[DATA SECTION Boundary: Start]
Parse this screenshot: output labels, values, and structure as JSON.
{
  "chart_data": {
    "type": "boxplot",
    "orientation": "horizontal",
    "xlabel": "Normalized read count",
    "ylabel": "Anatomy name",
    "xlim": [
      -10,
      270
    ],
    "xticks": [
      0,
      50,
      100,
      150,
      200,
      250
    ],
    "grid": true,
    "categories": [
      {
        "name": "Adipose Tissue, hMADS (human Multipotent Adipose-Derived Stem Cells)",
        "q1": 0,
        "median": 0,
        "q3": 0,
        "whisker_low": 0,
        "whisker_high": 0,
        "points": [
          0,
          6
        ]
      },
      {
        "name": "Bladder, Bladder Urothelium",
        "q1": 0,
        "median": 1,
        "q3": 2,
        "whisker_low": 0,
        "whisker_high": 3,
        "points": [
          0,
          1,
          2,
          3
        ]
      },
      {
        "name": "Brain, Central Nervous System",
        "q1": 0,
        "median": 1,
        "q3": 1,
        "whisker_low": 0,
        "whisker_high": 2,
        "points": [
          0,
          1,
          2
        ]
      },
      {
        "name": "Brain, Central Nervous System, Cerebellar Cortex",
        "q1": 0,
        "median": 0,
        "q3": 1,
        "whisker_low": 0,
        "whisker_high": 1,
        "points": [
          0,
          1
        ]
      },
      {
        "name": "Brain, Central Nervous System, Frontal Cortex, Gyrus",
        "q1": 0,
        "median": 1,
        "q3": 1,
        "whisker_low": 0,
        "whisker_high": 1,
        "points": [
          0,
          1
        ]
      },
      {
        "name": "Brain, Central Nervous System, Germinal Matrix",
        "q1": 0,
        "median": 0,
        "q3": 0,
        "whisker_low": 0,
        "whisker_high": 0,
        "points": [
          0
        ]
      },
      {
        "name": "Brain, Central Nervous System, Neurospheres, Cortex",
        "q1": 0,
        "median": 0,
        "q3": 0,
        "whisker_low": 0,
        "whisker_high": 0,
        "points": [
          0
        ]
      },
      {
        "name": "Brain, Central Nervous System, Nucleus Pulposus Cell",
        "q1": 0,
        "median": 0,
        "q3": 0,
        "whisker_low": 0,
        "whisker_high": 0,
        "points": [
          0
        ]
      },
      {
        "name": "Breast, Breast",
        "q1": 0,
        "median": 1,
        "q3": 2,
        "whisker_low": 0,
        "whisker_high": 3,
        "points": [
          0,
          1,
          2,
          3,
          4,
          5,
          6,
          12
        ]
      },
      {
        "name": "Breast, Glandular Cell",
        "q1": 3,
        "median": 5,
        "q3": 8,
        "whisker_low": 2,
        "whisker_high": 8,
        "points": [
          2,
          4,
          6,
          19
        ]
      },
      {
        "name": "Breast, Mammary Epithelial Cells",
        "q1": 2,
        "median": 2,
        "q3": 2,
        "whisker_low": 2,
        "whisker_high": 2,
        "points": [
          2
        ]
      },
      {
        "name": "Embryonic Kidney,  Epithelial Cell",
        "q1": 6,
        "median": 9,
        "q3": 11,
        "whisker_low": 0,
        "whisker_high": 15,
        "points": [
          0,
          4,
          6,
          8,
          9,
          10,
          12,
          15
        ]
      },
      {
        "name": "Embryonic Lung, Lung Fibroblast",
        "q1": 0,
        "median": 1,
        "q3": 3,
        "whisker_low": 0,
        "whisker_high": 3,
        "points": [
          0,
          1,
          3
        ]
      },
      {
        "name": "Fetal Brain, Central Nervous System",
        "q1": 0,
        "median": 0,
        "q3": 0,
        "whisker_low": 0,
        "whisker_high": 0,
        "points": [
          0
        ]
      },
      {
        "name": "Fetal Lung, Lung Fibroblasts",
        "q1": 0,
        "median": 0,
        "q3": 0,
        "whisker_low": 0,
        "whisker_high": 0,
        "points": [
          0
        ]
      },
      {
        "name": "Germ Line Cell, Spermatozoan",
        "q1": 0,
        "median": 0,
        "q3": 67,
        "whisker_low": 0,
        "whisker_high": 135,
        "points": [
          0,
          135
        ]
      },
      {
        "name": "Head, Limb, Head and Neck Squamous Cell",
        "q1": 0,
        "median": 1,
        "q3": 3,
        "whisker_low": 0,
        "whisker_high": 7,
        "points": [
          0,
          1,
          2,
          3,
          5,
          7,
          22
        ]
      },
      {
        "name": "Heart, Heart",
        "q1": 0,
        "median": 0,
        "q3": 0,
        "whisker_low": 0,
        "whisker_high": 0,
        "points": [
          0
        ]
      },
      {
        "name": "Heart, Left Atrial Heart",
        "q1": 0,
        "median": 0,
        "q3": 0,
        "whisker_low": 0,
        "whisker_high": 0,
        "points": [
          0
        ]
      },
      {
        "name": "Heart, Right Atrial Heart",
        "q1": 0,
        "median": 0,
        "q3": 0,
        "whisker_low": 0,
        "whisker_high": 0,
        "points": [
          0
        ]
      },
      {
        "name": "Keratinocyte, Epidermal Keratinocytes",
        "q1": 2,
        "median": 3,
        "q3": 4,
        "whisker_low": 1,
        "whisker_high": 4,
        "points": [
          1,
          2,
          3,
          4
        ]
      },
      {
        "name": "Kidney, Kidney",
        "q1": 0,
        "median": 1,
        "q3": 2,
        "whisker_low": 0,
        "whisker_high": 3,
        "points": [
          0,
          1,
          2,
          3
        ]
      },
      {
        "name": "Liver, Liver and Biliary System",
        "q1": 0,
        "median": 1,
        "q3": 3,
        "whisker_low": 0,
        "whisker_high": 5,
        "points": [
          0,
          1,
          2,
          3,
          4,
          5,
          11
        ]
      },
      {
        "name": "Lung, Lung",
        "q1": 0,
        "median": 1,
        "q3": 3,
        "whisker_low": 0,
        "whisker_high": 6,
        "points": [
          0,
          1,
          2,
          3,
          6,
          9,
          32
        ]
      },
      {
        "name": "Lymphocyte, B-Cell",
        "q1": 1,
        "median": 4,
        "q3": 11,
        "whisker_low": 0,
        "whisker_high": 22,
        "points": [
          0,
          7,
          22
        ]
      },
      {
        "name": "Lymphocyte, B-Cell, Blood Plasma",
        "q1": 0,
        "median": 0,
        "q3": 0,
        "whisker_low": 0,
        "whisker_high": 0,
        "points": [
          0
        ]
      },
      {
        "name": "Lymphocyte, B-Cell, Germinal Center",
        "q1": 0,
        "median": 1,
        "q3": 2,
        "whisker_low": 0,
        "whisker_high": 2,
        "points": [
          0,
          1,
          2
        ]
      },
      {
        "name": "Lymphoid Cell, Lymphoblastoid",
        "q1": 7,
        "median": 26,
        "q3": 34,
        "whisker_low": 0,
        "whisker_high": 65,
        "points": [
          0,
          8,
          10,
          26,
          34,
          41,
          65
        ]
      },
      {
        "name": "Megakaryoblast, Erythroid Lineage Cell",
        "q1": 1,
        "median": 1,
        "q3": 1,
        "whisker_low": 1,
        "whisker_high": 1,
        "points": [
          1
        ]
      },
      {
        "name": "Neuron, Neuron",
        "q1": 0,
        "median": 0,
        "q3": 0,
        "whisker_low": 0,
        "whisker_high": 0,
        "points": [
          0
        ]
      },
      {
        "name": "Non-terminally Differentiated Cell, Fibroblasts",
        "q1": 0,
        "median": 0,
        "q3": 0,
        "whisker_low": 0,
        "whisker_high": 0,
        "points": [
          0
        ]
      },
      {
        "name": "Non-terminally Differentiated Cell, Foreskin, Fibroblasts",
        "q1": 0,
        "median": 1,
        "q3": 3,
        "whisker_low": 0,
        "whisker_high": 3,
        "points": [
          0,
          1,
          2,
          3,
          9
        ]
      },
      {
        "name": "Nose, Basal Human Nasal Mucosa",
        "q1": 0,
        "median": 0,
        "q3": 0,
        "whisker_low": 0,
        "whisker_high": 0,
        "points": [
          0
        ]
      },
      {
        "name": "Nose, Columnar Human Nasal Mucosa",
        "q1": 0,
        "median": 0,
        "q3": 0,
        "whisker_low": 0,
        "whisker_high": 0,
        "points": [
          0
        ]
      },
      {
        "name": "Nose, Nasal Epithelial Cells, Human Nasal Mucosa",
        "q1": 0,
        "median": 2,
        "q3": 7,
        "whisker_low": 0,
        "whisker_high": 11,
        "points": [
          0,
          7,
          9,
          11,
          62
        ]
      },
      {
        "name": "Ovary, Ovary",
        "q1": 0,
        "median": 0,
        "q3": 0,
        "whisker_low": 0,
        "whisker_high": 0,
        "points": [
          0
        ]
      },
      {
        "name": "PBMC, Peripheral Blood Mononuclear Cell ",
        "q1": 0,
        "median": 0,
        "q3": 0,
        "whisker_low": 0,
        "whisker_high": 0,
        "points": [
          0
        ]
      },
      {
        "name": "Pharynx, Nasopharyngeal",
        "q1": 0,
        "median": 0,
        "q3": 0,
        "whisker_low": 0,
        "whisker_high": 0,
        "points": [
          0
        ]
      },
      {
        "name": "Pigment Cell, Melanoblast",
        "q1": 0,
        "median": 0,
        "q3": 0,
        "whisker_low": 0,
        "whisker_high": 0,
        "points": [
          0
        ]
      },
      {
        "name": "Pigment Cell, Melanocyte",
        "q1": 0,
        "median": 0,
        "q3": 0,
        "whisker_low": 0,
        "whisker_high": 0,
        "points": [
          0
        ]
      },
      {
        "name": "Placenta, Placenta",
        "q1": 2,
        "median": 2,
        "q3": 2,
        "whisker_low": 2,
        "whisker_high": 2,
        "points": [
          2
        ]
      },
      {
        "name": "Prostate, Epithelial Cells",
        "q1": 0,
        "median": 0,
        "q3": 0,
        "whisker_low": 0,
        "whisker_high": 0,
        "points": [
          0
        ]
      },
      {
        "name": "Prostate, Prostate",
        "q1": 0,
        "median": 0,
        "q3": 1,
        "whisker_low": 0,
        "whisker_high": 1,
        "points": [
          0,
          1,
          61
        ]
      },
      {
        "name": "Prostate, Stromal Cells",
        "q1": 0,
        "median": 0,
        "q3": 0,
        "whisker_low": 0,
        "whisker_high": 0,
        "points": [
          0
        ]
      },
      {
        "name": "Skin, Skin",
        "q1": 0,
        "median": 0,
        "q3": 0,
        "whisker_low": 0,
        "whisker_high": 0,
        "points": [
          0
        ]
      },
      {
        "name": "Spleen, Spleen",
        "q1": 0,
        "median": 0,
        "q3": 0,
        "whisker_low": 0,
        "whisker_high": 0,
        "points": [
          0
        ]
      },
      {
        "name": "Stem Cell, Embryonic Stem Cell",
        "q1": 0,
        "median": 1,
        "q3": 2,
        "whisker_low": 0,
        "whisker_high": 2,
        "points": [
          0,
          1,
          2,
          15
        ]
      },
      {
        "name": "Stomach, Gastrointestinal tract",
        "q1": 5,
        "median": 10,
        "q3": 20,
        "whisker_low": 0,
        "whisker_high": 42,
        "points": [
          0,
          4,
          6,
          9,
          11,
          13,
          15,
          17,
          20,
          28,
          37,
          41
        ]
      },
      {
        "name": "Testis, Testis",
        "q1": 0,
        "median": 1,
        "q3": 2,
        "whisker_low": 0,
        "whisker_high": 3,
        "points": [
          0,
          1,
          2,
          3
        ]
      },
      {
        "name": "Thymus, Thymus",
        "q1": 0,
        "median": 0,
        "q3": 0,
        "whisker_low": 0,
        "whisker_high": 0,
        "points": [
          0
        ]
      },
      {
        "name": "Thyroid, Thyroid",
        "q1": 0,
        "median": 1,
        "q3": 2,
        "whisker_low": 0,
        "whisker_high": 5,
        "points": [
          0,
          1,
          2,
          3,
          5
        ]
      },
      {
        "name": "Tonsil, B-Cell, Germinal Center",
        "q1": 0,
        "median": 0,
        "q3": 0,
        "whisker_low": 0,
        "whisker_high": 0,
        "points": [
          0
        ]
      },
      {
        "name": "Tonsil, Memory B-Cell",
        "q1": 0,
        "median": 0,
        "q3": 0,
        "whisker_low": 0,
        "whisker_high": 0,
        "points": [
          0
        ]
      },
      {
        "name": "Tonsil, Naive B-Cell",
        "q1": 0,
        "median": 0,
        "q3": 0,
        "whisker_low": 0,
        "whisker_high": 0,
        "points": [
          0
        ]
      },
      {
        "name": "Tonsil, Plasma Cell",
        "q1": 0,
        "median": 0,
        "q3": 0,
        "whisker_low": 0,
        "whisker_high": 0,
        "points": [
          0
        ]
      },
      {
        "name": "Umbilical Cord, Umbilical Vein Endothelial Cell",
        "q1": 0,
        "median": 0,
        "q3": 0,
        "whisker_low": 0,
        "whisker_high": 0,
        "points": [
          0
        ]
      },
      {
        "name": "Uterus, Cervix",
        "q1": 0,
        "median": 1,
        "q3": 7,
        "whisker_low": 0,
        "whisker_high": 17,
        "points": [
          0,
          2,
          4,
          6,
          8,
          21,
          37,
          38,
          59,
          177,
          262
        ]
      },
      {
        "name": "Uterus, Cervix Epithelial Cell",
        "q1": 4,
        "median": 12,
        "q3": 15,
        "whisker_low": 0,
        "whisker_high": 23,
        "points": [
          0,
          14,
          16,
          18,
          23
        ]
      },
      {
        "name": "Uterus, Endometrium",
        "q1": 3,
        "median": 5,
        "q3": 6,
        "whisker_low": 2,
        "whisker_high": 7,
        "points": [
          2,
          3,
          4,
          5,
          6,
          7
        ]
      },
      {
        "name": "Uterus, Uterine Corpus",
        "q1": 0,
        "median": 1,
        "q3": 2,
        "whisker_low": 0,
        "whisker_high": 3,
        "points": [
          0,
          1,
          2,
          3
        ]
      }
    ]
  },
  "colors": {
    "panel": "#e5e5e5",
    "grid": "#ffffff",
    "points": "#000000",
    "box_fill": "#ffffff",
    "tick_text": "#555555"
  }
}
[DATA SECTION Boundary: End]
● REQUIREMENT: Check every line above for the string "Atrial" and state how many have it, with no other words.

● OUTPUT FOR THIS EXERCISE: 2